**GIVEN EXERCISE**
Copy each of the entries below faithfully, setting aside any pictures.

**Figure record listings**
##############################

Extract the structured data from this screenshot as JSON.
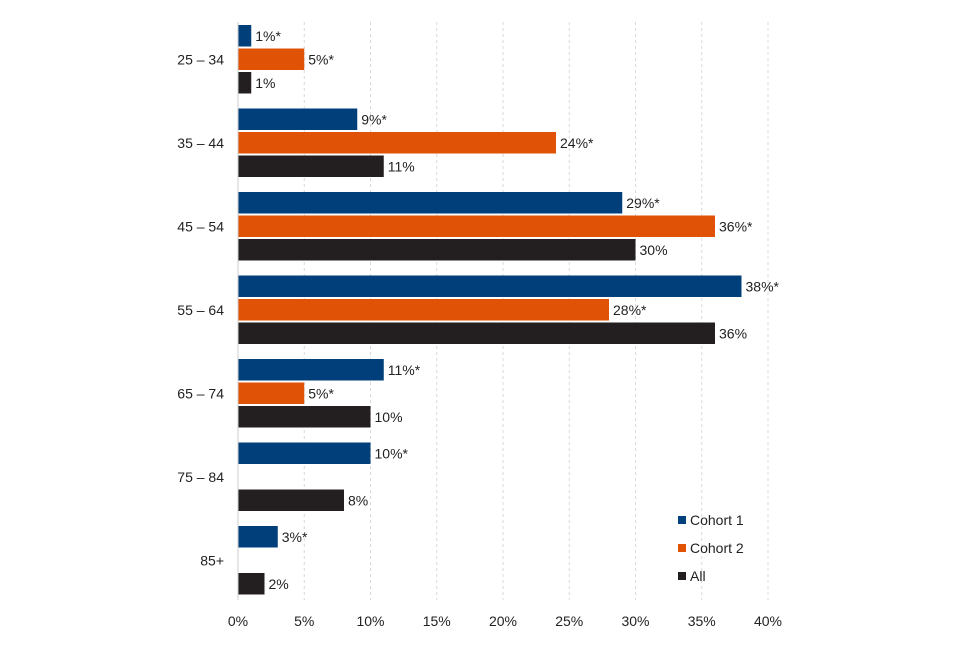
{
  "chart_data": {
    "type": "bar",
    "orientation": "horizontal",
    "categories": [
      "25 – 34",
      "35 – 44",
      "45 – 54",
      "55 – 64",
      "65 – 74",
      "75 – 84",
      "85+"
    ],
    "series": [
      {
        "name": "Cohort 1",
        "color": "#003f7a",
        "values": [
          1,
          9,
          29,
          38,
          11,
          10,
          3
        ],
        "labels": [
          "1%*",
          "9%*",
          "29%*",
          "38%*",
          "11%*",
          "10%*",
          "3%*"
        ]
      },
      {
        "name": "Cohort 2",
        "color": "#e05206",
        "values": [
          5,
          24,
          36,
          28,
          5,
          null,
          null
        ],
        "labels": [
          "5%*",
          "24%*",
          "36%*",
          "28%*",
          "5%*",
          "",
          ""
        ]
      },
      {
        "name": "All",
        "color": "#231f20",
        "values": [
          1,
          11,
          30,
          36,
          10,
          8,
          2
        ],
        "labels": [
          "1%",
          "11%",
          "30%",
          "36%",
          "10%",
          "8%",
          "2%"
        ]
      }
    ],
    "xlim": [
      0,
      40
    ],
    "xticks": [
      0,
      5,
      10,
      15,
      20,
      25,
      30,
      35,
      40
    ],
    "xtick_labels": [
      "0%",
      "5%",
      "10%",
      "15%",
      "20%",
      "25%",
      "30%",
      "35%",
      "40%"
    ],
    "grid": "vertical dashed",
    "legend_position": "bottom-right"
  }
}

##############################

**WRITTEN RESPONSE**
Extract the structured data from this screenshot as JSON.
{
  "chart_data": {
    "type": "bar",
    "orientation": "horizontal",
    "categories": [
      "25 – 34",
      "35 – 44",
      "45 – 54",
      "55 – 64",
      "65 – 74",
      "75 – 84",
      "85+"
    ],
    "series": [
      {
        "name": "Cohort 1",
        "color": "#003f7a",
        "values": [
          1,
          9,
          29,
          38,
          11,
          10,
          3
        ],
        "labels": [
          "1%*",
          "9%*",
          "29%*",
          "38%*",
          "11%*",
          "10%*",
          "3%*"
        ]
      },
      {
        "name": "Cohort 2",
        "color": "#e05206",
        "values": [
          5,
          24,
          36,
          28,
          5,
          null,
          null
        ],
        "labels": [
          "5%*",
          "24%*",
          "36%*",
          "28%*",
          "5%*",
          "",
          ""
        ]
      },
      {
        "name": "All",
        "color": "#231f20",
        "values": [
          1,
          11,
          30,
          36,
          10,
          8,
          2
        ],
        "labels": [
          "1%",
          "11%",
          "30%",
          "36%",
          "10%",
          "8%",
          "2%"
        ]
      }
    ],
    "xlim": [
      0,
      40
    ],
    "xticks": [
      0,
      5,
      10,
      15,
      20,
      25,
      30,
      35,
      40
    ],
    "xtick_labels": [
      "0%",
      "5%",
      "10%",
      "15%",
      "20%",
      "25%",
      "30%",
      "35%",
      "40%"
    ],
    "grid": "vertical dashed",
    "legend_position": "bottom-right"
  }
}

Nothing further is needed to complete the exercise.